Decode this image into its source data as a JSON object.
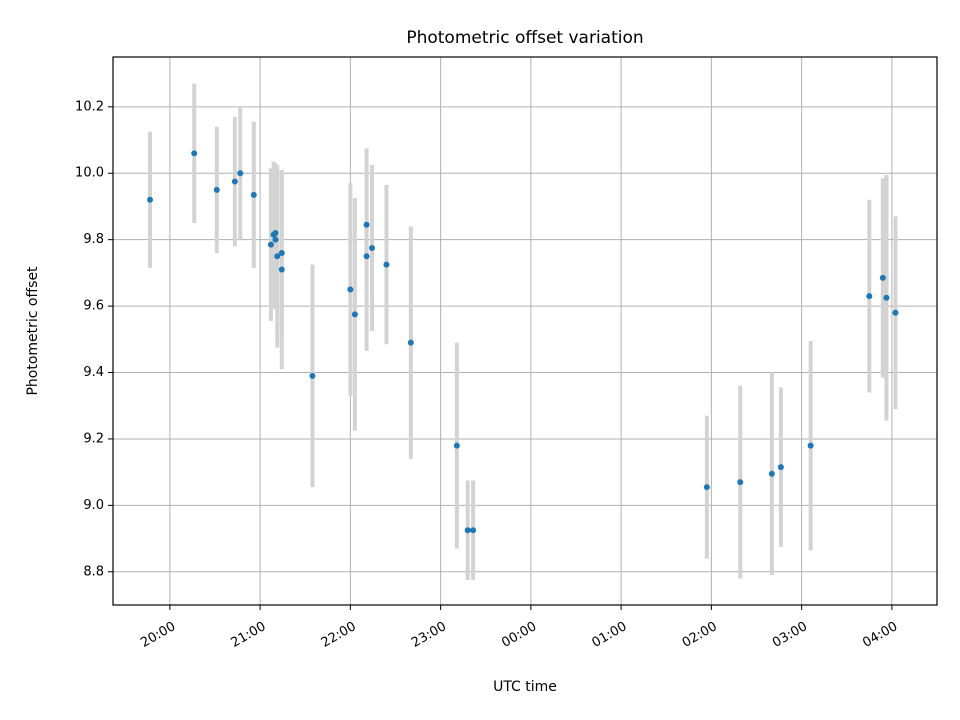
{
  "chart_data": {
    "type": "scatter",
    "title": "Photometric offset variation",
    "xlabel": "UTC time",
    "ylabel": "Photometric offset",
    "x_unit": "UTC time (hours after 00:00 of the evening day; values above 24 are the next day)",
    "xlim": [
      19.37,
      28.5
    ],
    "ylim": [
      8.7,
      10.35
    ],
    "x_ticks": [
      {
        "value": 20,
        "label": "20:00"
      },
      {
        "value": 21,
        "label": "21:00"
      },
      {
        "value": 22,
        "label": "22:00"
      },
      {
        "value": 23,
        "label": "23:00"
      },
      {
        "value": 24,
        "label": "00:00"
      },
      {
        "value": 25,
        "label": "01:00"
      },
      {
        "value": 26,
        "label": "02:00"
      },
      {
        "value": 27,
        "label": "03:00"
      },
      {
        "value": 28,
        "label": "04:00"
      }
    ],
    "y_ticks": [
      {
        "value": 8.8,
        "label": "8.8"
      },
      {
        "value": 9.0,
        "label": "9.0"
      },
      {
        "value": 9.2,
        "label": "9.2"
      },
      {
        "value": 9.4,
        "label": "9.4"
      },
      {
        "value": 9.6,
        "label": "9.6"
      },
      {
        "value": 9.8,
        "label": "9.8"
      },
      {
        "value": 10.0,
        "label": "10.0"
      },
      {
        "value": 10.2,
        "label": "10.2"
      }
    ],
    "grid": true,
    "marker_color": "#1f77b4",
    "errorbar_color": "#d3d3d3",
    "points": [
      {
        "x": 19.78,
        "y": 9.92,
        "err": 0.205
      },
      {
        "x": 20.27,
        "y": 10.06,
        "err": 0.21
      },
      {
        "x": 20.52,
        "y": 9.95,
        "err": 0.19
      },
      {
        "x": 20.72,
        "y": 9.975,
        "err": 0.195
      },
      {
        "x": 20.78,
        "y": 10.0,
        "err": 0.2
      },
      {
        "x": 20.93,
        "y": 9.935,
        "err": 0.22
      },
      {
        "x": 21.12,
        "y": 9.785,
        "err": 0.23
      },
      {
        "x": 21.15,
        "y": 9.815,
        "err": 0.22
      },
      {
        "x": 21.17,
        "y": 9.82,
        "err": 0.21
      },
      {
        "x": 21.17,
        "y": 9.8,
        "err": 0.21
      },
      {
        "x": 21.19,
        "y": 9.75,
        "err": 0.275
      },
      {
        "x": 21.24,
        "y": 9.71,
        "err": 0.3
      },
      {
        "x": 21.24,
        "y": 9.76,
        "err": 0.245
      },
      {
        "x": 21.58,
        "y": 9.39,
        "err": 0.335
      },
      {
        "x": 22.0,
        "y": 9.65,
        "err": 0.32
      },
      {
        "x": 22.05,
        "y": 9.575,
        "err": 0.35
      },
      {
        "x": 22.18,
        "y": 9.845,
        "err": 0.23
      },
      {
        "x": 22.18,
        "y": 9.75,
        "err": 0.285
      },
      {
        "x": 22.24,
        "y": 9.775,
        "err": 0.25
      },
      {
        "x": 22.4,
        "y": 9.725,
        "err": 0.24
      },
      {
        "x": 22.67,
        "y": 9.49,
        "err": 0.35
      },
      {
        "x": 23.18,
        "y": 9.18,
        "err": 0.31
      },
      {
        "x": 23.3,
        "y": 8.925,
        "err": 0.15
      },
      {
        "x": 23.36,
        "y": 8.925,
        "err": 0.15
      },
      {
        "x": 25.95,
        "y": 9.055,
        "err": 0.215
      },
      {
        "x": 26.32,
        "y": 9.07,
        "err": 0.29
      },
      {
        "x": 26.67,
        "y": 9.095,
        "err": 0.305
      },
      {
        "x": 26.77,
        "y": 9.115,
        "err": 0.24
      },
      {
        "x": 27.1,
        "y": 9.18,
        "err": 0.315
      },
      {
        "x": 27.75,
        "y": 9.63,
        "err": 0.29
      },
      {
        "x": 27.9,
        "y": 9.685,
        "err": 0.3
      },
      {
        "x": 27.94,
        "y": 9.625,
        "err": 0.37
      },
      {
        "x": 28.04,
        "y": 9.58,
        "err": 0.29
      }
    ]
  }
}
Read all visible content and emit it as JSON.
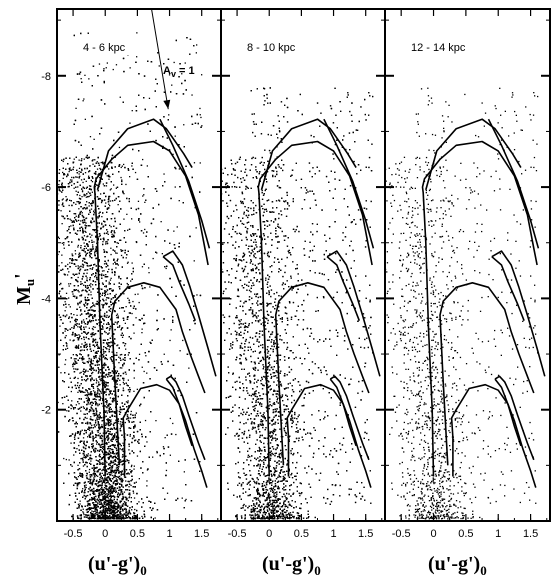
{
  "chart_data": {
    "type": "scatter",
    "ylabel_main": "M",
    "ylabel_sub": "u",
    "ylabel_prime": "'",
    "xlabel_main": "(u'-g')",
    "xlabel_sub": "0",
    "x_ticks": [
      "-0.5",
      "0",
      "0.5",
      "1",
      "1.5"
    ],
    "y_ticks": [
      "-8",
      "-6",
      "-4",
      "-2"
    ],
    "xlim": [
      -0.75,
      1.8
    ],
    "ylim": [
      0,
      -9.2
    ],
    "annotation": {
      "main": "A",
      "sub": "v",
      "rest": " = 1",
      "arrow_from": [
        0.72,
        -9.2
      ],
      "arrow_to": [
        0.98,
        -7.4
      ]
    },
    "panels": [
      {
        "label": "4 - 6 kpc",
        "density": 1.0
      },
      {
        "label": "8 - 10 kpc",
        "density": 0.55
      },
      {
        "label": "12 - 14 kpc",
        "density": 0.12
      }
    ],
    "isochrones": [
      [
        [
          0.0,
          -0.8
        ],
        [
          -0.02,
          -2.0
        ],
        [
          -0.08,
          -3.5
        ],
        [
          -0.12,
          -5.0
        ],
        [
          -0.16,
          -5.9
        ],
        [
          -0.17,
          -6.0
        ],
        [
          -0.14,
          -6.15
        ],
        [
          0.1,
          -6.5
        ],
        [
          0.35,
          -6.75
        ],
        [
          0.75,
          -6.82
        ],
        [
          1.0,
          -6.65
        ],
        [
          1.25,
          -6.2
        ],
        [
          1.45,
          -5.5
        ],
        [
          1.55,
          -4.9
        ],
        [
          1.6,
          -4.6
        ]
      ],
      [
        [
          -0.12,
          -5.95
        ],
        [
          0.05,
          -6.65
        ],
        [
          0.35,
          -7.05
        ],
        [
          0.75,
          -7.22
        ],
        [
          0.95,
          -7.05
        ],
        [
          1.1,
          -6.8
        ],
        [
          1.22,
          -6.6
        ],
        [
          1.35,
          -6.35
        ]
      ],
      [
        [
          0.85,
          -7.22
        ],
        [
          1.05,
          -6.75
        ],
        [
          1.3,
          -6.1
        ],
        [
          1.5,
          -5.4
        ],
        [
          1.62,
          -4.9
        ]
      ],
      [
        [
          0.22,
          -1.0
        ],
        [
          0.15,
          -2.5
        ],
        [
          0.1,
          -3.7
        ],
        [
          0.15,
          -3.95
        ],
        [
          0.35,
          -4.2
        ],
        [
          0.6,
          -4.28
        ],
        [
          0.85,
          -4.2
        ],
        [
          1.1,
          -3.8
        ],
        [
          1.2,
          -3.4
        ],
        [
          1.32,
          -3.0
        ],
        [
          1.45,
          -2.6
        ],
        [
          1.55,
          -2.3
        ]
      ],
      [
        [
          0.9,
          -4.75
        ],
        [
          1.05,
          -4.85
        ],
        [
          1.2,
          -4.6
        ],
        [
          1.32,
          -4.2
        ],
        [
          1.45,
          -3.7
        ],
        [
          1.6,
          -3.1
        ],
        [
          1.72,
          -2.6
        ]
      ],
      [
        [
          0.9,
          -4.75
        ],
        [
          1.05,
          -4.6
        ],
        [
          1.15,
          -4.3
        ],
        [
          1.3,
          -3.9
        ],
        [
          1.4,
          -3.6
        ]
      ],
      [
        [
          0.3,
          -0.8
        ],
        [
          0.3,
          -1.5
        ],
        [
          0.28,
          -1.85
        ],
        [
          0.35,
          -2.0
        ],
        [
          0.55,
          -2.38
        ],
        [
          0.8,
          -2.45
        ],
        [
          1.0,
          -2.35
        ],
        [
          1.15,
          -2.1
        ],
        [
          1.25,
          -1.8
        ],
        [
          1.38,
          -1.3
        ],
        [
          1.5,
          -0.9
        ],
        [
          1.58,
          -0.6
        ]
      ],
      [
        [
          0.95,
          -2.55
        ],
        [
          1.02,
          -2.6
        ],
        [
          1.1,
          -2.5
        ],
        [
          1.2,
          -2.25
        ],
        [
          1.3,
          -1.9
        ],
        [
          1.45,
          -1.4
        ],
        [
          1.55,
          -1.1
        ]
      ],
      [
        [
          0.95,
          -2.55
        ],
        [
          1.05,
          -2.4
        ],
        [
          1.15,
          -2.1
        ],
        [
          1.25,
          -1.7
        ],
        [
          1.35,
          -1.35
        ]
      ]
    ]
  }
}
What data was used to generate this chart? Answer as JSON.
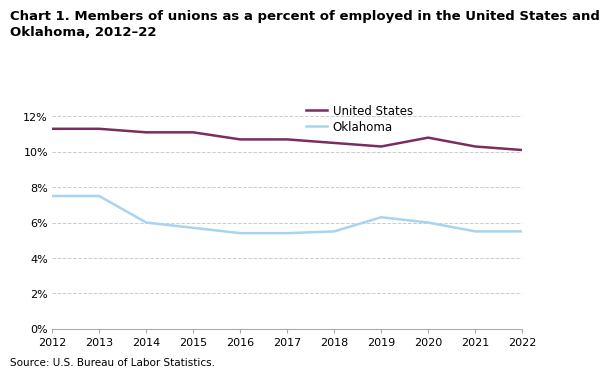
{
  "title_line1": "Chart 1. Members of unions as a percent of employed in the United States and",
  "title_line2": "Oklahoma, 2012–22",
  "source": "Source: U.S. Bureau of Labor Statistics.",
  "years": [
    2012,
    2013,
    2014,
    2015,
    2016,
    2017,
    2018,
    2019,
    2020,
    2021,
    2022
  ],
  "us_values": [
    11.3,
    11.3,
    11.1,
    11.1,
    10.7,
    10.7,
    10.5,
    10.3,
    10.8,
    10.3,
    10.1
  ],
  "ok_values": [
    7.5,
    7.5,
    6.0,
    5.7,
    5.4,
    5.4,
    5.5,
    6.3,
    6.0,
    5.5,
    5.5
  ],
  "us_color": "#7B2D5E",
  "ok_color": "#A8D4F0",
  "ylim": [
    0,
    13
  ],
  "yticks": [
    0,
    2,
    4,
    6,
    8,
    10,
    12
  ],
  "ytick_labels": [
    "0%",
    "2%",
    "4%",
    "6%",
    "8%",
    "10%",
    "12%"
  ],
  "title_fontsize": 9.5,
  "tick_fontsize": 8,
  "source_fontsize": 7.5,
  "legend_fontsize": 8.5,
  "legend_labels": [
    "United States",
    "Oklahoma"
  ],
  "line_width": 1.8,
  "background_color": "#ffffff",
  "grid_color": "#cccccc",
  "spine_color": "#aaaaaa"
}
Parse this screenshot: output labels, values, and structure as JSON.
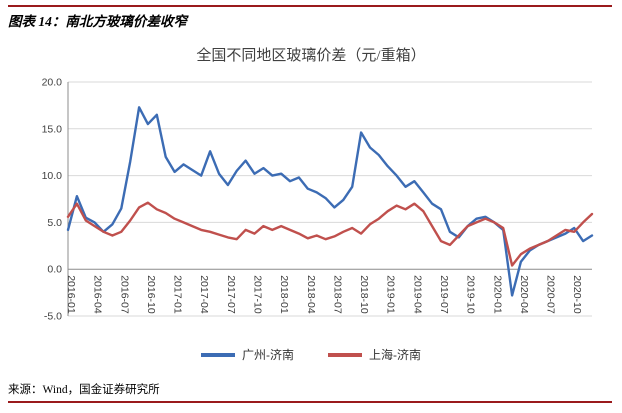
{
  "page": {
    "header": "图表 14：南北方玻璃价差收窄",
    "source": "来源：Wind，国金证券研究所",
    "accent_color": "#9a1a1c"
  },
  "chart_data": {
    "type": "line",
    "title": "全国不同地区玻璃价差（元/重箱）",
    "ylim": [
      -5,
      20
    ],
    "y_tick_step": 5,
    "x_tick_every": 3,
    "grid": true,
    "legend_position": "bottom",
    "categories": [
      "2016-01",
      "2016-02",
      "2016-03",
      "2016-04",
      "2016-05",
      "2016-06",
      "2016-07",
      "2016-08",
      "2016-09",
      "2016-10",
      "2016-11",
      "2016-12",
      "2017-01",
      "2017-02",
      "2017-03",
      "2017-04",
      "2017-05",
      "2017-06",
      "2017-07",
      "2017-08",
      "2017-09",
      "2017-10",
      "2017-11",
      "2017-12",
      "2018-01",
      "2018-02",
      "2018-03",
      "2018-04",
      "2018-05",
      "2018-06",
      "2018-07",
      "2018-08",
      "2018-09",
      "2018-10",
      "2018-11",
      "2018-12",
      "2019-01",
      "2019-02",
      "2019-03",
      "2019-04",
      "2019-05",
      "2019-06",
      "2019-07",
      "2019-08",
      "2019-09",
      "2019-10",
      "2019-11",
      "2019-12",
      "2020-01",
      "2020-02",
      "2020-03",
      "2020-04",
      "2020-05",
      "2020-06",
      "2020-07",
      "2020-08",
      "2020-09",
      "2020-10",
      "2020-11",
      "2020-12"
    ],
    "series": [
      {
        "name": "广州-济南",
        "color": "#3c6cb4",
        "values": [
          4.2,
          7.8,
          5.5,
          5.0,
          4.0,
          4.8,
          6.5,
          11.5,
          17.3,
          15.5,
          16.5,
          12.0,
          10.4,
          11.2,
          10.6,
          10.0,
          12.6,
          10.2,
          9.0,
          10.5,
          11.6,
          10.2,
          10.8,
          10.0,
          10.2,
          9.4,
          9.8,
          8.6,
          8.2,
          7.6,
          6.6,
          7.4,
          8.8,
          14.6,
          13.0,
          12.2,
          11.0,
          10.0,
          8.8,
          9.4,
          8.2,
          7.0,
          6.4,
          4.0,
          3.4,
          4.6,
          5.4,
          5.6,
          5.0,
          4.2,
          -2.8,
          0.8,
          2.0,
          2.6,
          3.0,
          3.4,
          3.8,
          4.4,
          3.0,
          3.6
        ]
      },
      {
        "name": "上海-济南",
        "color": "#c0504d",
        "values": [
          5.6,
          7.0,
          5.2,
          4.6,
          4.0,
          3.6,
          4.0,
          5.2,
          6.6,
          7.1,
          6.4,
          6.0,
          5.4,
          5.0,
          4.6,
          4.2,
          4.0,
          3.7,
          3.4,
          3.2,
          4.2,
          3.8,
          4.6,
          4.2,
          4.6,
          4.2,
          3.8,
          3.3,
          3.6,
          3.2,
          3.5,
          4.0,
          4.4,
          3.8,
          4.8,
          5.4,
          6.2,
          6.8,
          6.4,
          7.0,
          6.2,
          4.6,
          3.0,
          2.6,
          3.6,
          4.6,
          5.0,
          5.4,
          5.0,
          4.4,
          0.4,
          1.6,
          2.2,
          2.6,
          3.0,
          3.6,
          4.2,
          4.0,
          5.0,
          5.9
        ]
      }
    ]
  }
}
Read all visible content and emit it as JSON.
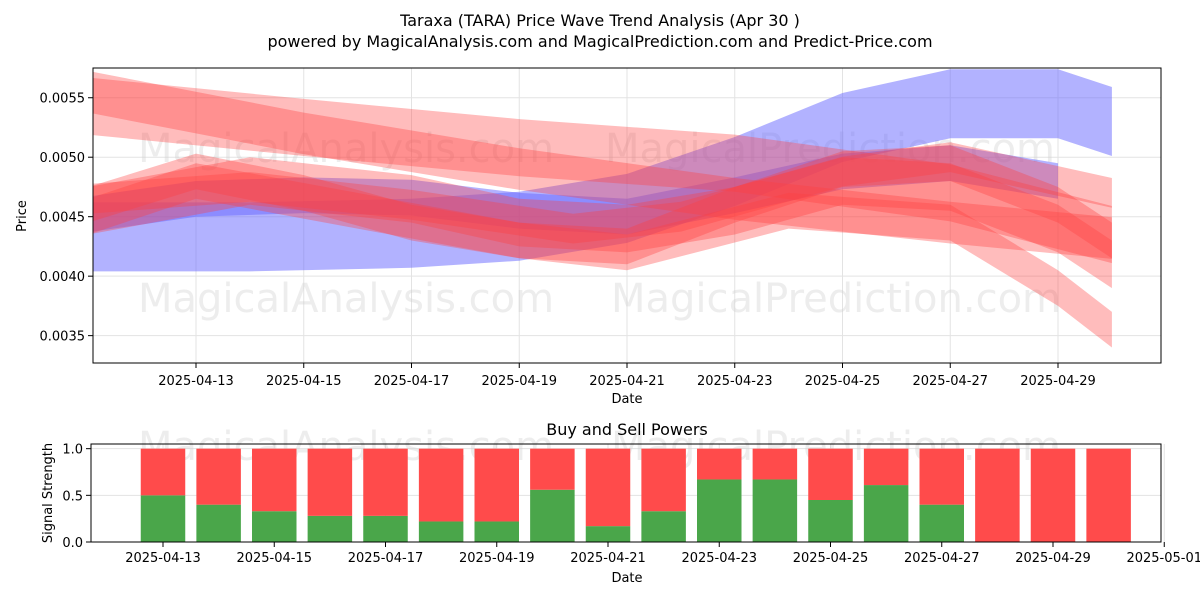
{
  "title": "Taraxa (TARA) Price Wave Trend Analysis (Apr 30 )",
  "subtitle": "powered by MagicalAnalysis.com and MagicalPrediction.com and Predict-Price.com",
  "watermarks": [
    "MagicalAnalysis.com",
    "MagicalPrediction.com"
  ],
  "colors": {
    "buy": "#4aa64a",
    "sell": "#ff4b4b",
    "band_red": "#ff4040",
    "band_blue": "#6666ff"
  },
  "chart_data": [
    {
      "type": "area",
      "name": "price-wave",
      "xlabel": "Date",
      "ylabel": "Price",
      "x_ticks": [
        "2025-04-13",
        "2025-04-15",
        "2025-04-17",
        "2025-04-19",
        "2025-04-21",
        "2025-04-23",
        "2025-04-25",
        "2025-04-27",
        "2025-04-29"
      ],
      "y_ticks": [
        "0.0035",
        "0.0040",
        "0.0045",
        "0.0050",
        "0.0055"
      ],
      "xlim": [
        "2025-04-11",
        "2025-04-30"
      ],
      "ylim": [
        0.00327,
        0.00575
      ],
      "grid": true,
      "bands": [
        {
          "color": "blue",
          "x": [
            "2025-04-11",
            "2025-04-14",
            "2025-04-17",
            "2025-04-19",
            "2025-04-21",
            "2025-04-23",
            "2025-04-25",
            "2025-04-27",
            "2025-04-29",
            "2025-04-30"
          ],
          "y": [
            0.00433,
            0.00433,
            0.00436,
            0.00442,
            0.00457,
            0.00488,
            0.00525,
            0.00545,
            0.00545,
            0.0053
          ],
          "w": 0.00058
        },
        {
          "color": "blue",
          "x": [
            "2025-04-11",
            "2025-04-13",
            "2025-04-15",
            "2025-04-17",
            "2025-04-19",
            "2025-04-21",
            "2025-04-23",
            "2025-04-25",
            "2025-04-27",
            "2025-04-29"
          ],
          "y": [
            0.00452,
            0.00465,
            0.00468,
            0.00466,
            0.00455,
            0.0045,
            0.00468,
            0.00488,
            0.00495,
            0.0048
          ],
          "w": 0.0003
        },
        {
          "color": "red",
          "x": [
            "2025-04-11",
            "2025-04-15",
            "2025-04-19",
            "2025-04-23",
            "2025-04-27",
            "2025-04-30"
          ],
          "y": [
            0.00543,
            0.00525,
            0.00508,
            0.00495,
            0.0047,
            0.00435
          ],
          "w": 0.00048
        },
        {
          "color": "red",
          "x": [
            "2025-04-11",
            "2025-04-15",
            "2025-04-19",
            "2025-04-23",
            "2025-04-27",
            "2025-04-30"
          ],
          "y": [
            0.00555,
            0.0052,
            0.0049,
            0.00465,
            0.00445,
            0.00432
          ],
          "w": 0.00035
        },
        {
          "color": "red",
          "x": [
            "2025-04-11",
            "2025-04-14",
            "2025-04-17",
            "2025-04-19",
            "2025-04-21",
            "2025-04-23",
            "2025-04-25",
            "2025-04-27",
            "2025-04-29",
            "2025-04-30"
          ],
          "y": [
            0.00455,
            0.0048,
            0.00465,
            0.00445,
            0.0044,
            0.00455,
            0.0048,
            0.00475,
            0.0044,
            0.0041
          ],
          "w": 0.0004
        },
        {
          "color": "red",
          "x": [
            "2025-04-11",
            "2025-04-13",
            "2025-04-15",
            "2025-04-17",
            "2025-04-19",
            "2025-04-21",
            "2025-04-23",
            "2025-04-25",
            "2025-04-27",
            "2025-04-29",
            "2025-04-30"
          ],
          "y": [
            0.0046,
            0.00488,
            0.0047,
            0.00445,
            0.0043,
            0.00425,
            0.0046,
            0.0049,
            0.00495,
            0.0046,
            0.0043
          ],
          "w": 0.0003
        },
        {
          "color": "red",
          "x": [
            "2025-04-11",
            "2025-04-13",
            "2025-04-16",
            "2025-04-19",
            "2025-04-21",
            "2025-04-24",
            "2025-04-27",
            "2025-04-29",
            "2025-04-30"
          ],
          "y": [
            0.0045,
            0.0048,
            0.00455,
            0.0043,
            0.0042,
            0.00455,
            0.00445,
            0.0039,
            0.00355
          ],
          "w": 0.0003
        },
        {
          "color": "red",
          "x": [
            "2025-04-11",
            "2025-04-14",
            "2025-04-17",
            "2025-04-20",
            "2025-04-22",
            "2025-04-25",
            "2025-04-27",
            "2025-04-30"
          ],
          "y": [
            0.00465,
            0.00475,
            0.0046,
            0.0044,
            0.0045,
            0.00488,
            0.005,
            0.0047
          ],
          "w": 0.00025
        }
      ]
    },
    {
      "type": "bar",
      "name": "buy-sell-powers",
      "title": "Buy and Sell Powers",
      "xlabel": "Date",
      "ylabel": "Signal Strength",
      "x_ticks": [
        "2025-04-13",
        "2025-04-15",
        "2025-04-17",
        "2025-04-19",
        "2025-04-21",
        "2025-04-23",
        "2025-04-25",
        "2025-04-27",
        "2025-04-29",
        "2025-05-01"
      ],
      "y_ticks": [
        "0.0",
        "0.5",
        "1.0"
      ],
      "ylim": [
        0,
        1.05
      ],
      "categories": [
        "2025-04-13",
        "2025-04-14",
        "2025-04-15",
        "2025-04-16",
        "2025-04-17",
        "2025-04-18",
        "2025-04-19",
        "2025-04-20",
        "2025-04-21",
        "2025-04-22",
        "2025-04-23",
        "2025-04-24",
        "2025-04-25",
        "2025-04-26",
        "2025-04-27",
        "2025-04-28",
        "2025-04-29",
        "2025-04-30"
      ],
      "buy": [
        0.5,
        0.4,
        0.33,
        0.28,
        0.28,
        0.22,
        0.22,
        0.56,
        0.17,
        0.33,
        0.67,
        0.67,
        0.45,
        0.61,
        0.4,
        0.0,
        0.0,
        0.0
      ],
      "sell": [
        0.5,
        0.6,
        0.67,
        0.72,
        0.72,
        0.78,
        0.78,
        0.44,
        0.83,
        0.67,
        0.33,
        0.33,
        0.55,
        0.39,
        0.6,
        1.0,
        1.0,
        1.0
      ]
    }
  ]
}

• Goal
Go through the records and pull out each line that includes the word "JSON".

• Result for this exercise
Decode this image into its source data as a JSON object.
Read all visible content and emit it as JSON.
What data was used to generate this chart? Answer as JSON.
Parse this screenshot: output labels, values, and structure as JSON.
Read all visible content and emit it as JSON.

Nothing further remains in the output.